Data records
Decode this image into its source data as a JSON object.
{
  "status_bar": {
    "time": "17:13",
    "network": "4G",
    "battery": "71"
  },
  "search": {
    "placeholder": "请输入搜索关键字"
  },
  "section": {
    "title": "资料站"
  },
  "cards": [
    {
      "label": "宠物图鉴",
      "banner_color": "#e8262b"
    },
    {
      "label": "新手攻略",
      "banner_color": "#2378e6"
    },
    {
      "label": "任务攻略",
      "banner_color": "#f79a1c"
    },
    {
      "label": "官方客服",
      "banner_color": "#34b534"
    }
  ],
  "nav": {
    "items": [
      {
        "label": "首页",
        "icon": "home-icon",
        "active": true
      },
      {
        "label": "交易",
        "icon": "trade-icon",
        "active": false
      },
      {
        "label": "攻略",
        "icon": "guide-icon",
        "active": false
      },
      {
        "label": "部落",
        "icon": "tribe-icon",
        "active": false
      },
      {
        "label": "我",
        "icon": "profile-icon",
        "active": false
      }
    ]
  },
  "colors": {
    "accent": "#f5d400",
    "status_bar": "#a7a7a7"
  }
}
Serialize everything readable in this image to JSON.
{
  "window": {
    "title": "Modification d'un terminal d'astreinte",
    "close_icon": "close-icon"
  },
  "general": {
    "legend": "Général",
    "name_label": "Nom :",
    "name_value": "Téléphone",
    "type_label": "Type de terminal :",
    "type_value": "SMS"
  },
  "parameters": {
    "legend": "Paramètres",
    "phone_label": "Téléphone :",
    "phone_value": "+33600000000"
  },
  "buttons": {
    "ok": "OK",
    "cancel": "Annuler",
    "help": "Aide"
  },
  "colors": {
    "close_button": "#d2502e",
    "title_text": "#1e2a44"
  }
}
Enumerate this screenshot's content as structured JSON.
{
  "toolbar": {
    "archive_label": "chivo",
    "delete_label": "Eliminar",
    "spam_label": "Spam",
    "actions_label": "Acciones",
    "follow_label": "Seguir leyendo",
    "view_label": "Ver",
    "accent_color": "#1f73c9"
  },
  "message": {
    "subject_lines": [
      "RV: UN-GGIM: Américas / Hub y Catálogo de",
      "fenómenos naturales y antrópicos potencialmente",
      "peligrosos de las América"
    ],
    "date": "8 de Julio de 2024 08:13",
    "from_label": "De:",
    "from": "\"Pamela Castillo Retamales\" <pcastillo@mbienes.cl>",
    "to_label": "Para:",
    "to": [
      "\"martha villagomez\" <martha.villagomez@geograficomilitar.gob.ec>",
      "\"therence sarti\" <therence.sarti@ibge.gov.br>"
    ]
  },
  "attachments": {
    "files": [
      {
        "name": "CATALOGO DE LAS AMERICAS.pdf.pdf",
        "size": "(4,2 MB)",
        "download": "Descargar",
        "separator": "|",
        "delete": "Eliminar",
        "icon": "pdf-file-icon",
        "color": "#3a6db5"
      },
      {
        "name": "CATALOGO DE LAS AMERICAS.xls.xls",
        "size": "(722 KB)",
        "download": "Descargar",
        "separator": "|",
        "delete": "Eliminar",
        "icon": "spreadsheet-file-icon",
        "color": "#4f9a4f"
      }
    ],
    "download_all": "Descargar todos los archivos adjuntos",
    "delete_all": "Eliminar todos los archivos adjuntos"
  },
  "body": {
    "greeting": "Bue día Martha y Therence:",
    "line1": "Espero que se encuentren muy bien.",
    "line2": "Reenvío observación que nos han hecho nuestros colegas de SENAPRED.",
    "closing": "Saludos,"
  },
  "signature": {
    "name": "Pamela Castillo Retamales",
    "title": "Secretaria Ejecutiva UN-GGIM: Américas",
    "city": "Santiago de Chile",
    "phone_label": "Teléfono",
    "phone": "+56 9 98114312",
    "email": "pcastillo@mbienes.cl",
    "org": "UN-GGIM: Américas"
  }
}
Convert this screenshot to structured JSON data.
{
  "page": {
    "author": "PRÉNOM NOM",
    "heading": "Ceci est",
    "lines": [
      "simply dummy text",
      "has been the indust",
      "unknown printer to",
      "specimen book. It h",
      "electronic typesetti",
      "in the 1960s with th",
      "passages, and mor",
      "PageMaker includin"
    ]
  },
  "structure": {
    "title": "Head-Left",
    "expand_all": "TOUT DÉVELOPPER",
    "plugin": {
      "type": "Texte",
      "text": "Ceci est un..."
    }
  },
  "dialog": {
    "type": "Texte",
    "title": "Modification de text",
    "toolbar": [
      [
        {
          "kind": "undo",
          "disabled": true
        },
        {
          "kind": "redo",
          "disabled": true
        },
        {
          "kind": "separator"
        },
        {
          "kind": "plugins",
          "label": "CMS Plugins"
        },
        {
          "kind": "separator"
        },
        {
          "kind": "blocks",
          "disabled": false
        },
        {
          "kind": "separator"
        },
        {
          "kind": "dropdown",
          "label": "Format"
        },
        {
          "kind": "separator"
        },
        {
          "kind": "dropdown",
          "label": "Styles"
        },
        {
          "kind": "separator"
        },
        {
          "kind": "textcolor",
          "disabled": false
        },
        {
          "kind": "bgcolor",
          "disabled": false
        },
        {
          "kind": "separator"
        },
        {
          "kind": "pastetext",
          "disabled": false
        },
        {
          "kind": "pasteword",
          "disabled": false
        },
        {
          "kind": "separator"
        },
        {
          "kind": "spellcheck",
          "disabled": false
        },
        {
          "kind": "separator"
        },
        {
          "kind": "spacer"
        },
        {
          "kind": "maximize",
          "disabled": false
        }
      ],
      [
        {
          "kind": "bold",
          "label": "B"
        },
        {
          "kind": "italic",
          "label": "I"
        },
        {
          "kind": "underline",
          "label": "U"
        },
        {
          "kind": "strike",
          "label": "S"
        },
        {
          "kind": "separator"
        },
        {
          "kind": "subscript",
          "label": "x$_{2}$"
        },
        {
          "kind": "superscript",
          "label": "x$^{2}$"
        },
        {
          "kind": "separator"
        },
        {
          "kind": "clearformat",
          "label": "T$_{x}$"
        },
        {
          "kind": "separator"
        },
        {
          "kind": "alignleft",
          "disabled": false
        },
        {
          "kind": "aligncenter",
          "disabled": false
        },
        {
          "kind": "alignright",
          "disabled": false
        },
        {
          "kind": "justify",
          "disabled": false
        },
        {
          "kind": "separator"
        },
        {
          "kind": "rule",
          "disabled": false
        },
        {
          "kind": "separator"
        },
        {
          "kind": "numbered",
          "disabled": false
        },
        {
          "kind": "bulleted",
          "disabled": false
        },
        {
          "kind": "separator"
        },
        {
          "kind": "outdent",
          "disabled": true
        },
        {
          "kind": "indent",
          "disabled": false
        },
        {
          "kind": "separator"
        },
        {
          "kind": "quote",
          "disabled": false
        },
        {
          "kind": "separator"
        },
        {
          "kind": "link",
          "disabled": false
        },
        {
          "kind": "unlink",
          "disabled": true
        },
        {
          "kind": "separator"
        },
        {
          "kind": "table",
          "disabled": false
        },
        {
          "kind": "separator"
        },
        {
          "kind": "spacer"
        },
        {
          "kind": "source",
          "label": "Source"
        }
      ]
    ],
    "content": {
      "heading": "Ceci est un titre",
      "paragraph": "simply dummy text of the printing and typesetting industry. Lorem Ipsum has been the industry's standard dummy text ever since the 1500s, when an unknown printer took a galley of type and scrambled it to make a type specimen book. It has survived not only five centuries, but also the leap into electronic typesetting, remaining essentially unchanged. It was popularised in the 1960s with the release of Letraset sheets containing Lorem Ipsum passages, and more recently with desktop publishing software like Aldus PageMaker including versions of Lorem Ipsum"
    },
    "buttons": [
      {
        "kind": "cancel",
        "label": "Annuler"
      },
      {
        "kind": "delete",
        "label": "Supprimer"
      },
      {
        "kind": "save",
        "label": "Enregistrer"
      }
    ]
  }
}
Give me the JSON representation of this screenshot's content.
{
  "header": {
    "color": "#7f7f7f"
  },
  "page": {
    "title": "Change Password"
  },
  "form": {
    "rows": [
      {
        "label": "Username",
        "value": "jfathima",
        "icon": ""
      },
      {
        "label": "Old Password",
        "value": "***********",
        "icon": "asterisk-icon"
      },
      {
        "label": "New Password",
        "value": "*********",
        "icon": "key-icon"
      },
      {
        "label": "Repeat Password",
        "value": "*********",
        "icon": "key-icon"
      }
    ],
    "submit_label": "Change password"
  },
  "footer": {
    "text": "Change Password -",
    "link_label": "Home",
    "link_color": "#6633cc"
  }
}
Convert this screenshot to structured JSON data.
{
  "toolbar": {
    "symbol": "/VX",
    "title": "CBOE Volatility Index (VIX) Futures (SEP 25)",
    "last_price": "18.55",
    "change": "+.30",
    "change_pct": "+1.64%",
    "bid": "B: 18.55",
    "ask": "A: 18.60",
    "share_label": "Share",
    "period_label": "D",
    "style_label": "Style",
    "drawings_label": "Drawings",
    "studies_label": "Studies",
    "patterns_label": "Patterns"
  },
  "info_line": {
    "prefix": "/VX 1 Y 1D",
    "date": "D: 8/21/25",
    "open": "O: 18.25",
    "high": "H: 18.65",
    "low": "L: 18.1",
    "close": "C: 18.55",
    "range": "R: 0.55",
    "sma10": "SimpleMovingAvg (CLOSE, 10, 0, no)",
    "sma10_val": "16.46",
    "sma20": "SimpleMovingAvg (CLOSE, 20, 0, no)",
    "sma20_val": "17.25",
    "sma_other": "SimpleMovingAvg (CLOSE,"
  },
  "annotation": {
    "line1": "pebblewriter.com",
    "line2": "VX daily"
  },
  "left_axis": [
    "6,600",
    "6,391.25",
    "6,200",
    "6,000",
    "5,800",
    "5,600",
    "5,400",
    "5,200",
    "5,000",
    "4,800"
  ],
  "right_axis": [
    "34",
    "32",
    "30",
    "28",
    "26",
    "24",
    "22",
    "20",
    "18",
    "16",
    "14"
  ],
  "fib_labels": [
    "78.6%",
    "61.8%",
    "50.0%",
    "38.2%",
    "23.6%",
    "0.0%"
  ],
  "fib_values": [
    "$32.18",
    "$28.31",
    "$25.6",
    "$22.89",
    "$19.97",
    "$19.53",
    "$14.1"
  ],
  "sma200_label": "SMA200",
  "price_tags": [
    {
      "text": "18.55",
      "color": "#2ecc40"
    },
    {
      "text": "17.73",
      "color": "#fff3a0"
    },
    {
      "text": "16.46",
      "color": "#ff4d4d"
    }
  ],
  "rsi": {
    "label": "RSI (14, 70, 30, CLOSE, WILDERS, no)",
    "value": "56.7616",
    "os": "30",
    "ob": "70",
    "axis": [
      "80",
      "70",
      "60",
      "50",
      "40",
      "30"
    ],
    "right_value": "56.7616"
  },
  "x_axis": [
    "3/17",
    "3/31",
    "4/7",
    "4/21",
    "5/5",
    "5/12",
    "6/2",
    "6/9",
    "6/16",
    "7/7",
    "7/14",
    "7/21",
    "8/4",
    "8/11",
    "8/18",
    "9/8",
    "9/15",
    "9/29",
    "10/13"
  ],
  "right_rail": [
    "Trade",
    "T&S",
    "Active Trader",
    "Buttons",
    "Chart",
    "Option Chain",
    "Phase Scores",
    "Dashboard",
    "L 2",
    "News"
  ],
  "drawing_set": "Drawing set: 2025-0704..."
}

#### DIRECTIONS FOR THIS TASK
Extract from the material all lines containing the string "adjuntos".

#### EXERCISE SOLUTION
    "download_all": "Descargar todos los archivos adjuntos",
    "delete_all": "Eliminar todos los archivos adjuntos"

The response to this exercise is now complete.